** Begin **

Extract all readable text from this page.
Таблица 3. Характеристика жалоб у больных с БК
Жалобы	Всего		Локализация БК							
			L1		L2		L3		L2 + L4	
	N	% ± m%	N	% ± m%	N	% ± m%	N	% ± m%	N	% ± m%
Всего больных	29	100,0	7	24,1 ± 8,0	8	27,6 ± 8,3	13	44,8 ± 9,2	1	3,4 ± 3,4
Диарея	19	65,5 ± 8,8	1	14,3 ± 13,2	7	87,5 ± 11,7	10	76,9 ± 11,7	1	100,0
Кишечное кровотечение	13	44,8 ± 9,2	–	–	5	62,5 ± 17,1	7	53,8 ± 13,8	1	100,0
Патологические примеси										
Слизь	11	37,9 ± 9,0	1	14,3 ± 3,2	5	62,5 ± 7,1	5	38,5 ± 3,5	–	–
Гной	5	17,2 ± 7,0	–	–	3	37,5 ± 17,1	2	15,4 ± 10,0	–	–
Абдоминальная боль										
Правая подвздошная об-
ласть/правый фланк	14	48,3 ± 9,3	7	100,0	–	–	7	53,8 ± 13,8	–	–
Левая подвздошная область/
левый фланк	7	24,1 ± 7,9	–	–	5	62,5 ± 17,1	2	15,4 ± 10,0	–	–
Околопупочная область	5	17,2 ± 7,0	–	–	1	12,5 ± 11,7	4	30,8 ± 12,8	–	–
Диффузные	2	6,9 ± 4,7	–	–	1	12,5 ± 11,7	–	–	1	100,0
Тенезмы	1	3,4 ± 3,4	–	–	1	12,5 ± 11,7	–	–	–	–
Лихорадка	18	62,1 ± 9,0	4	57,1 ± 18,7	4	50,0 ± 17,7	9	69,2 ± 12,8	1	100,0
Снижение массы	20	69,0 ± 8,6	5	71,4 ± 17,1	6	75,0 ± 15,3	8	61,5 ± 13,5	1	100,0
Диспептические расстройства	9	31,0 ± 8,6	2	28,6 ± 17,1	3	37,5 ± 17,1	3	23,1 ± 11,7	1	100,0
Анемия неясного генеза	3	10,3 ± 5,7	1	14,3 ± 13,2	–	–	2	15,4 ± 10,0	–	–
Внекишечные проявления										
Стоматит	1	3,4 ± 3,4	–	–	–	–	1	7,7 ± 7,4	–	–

** End **

→ The exercise: Extract lines where the string "фланк" occurs.

→ Final result:
ласть/правый фланк	14	48,3 ± 9,3	7	100,0	–	–	7	53,8 ± 13,8	–	–
левый фланк	7	24,1 ± 7,9	–	–	5	62,5 ± 17,1	2	15,4 ± 10,0	–	–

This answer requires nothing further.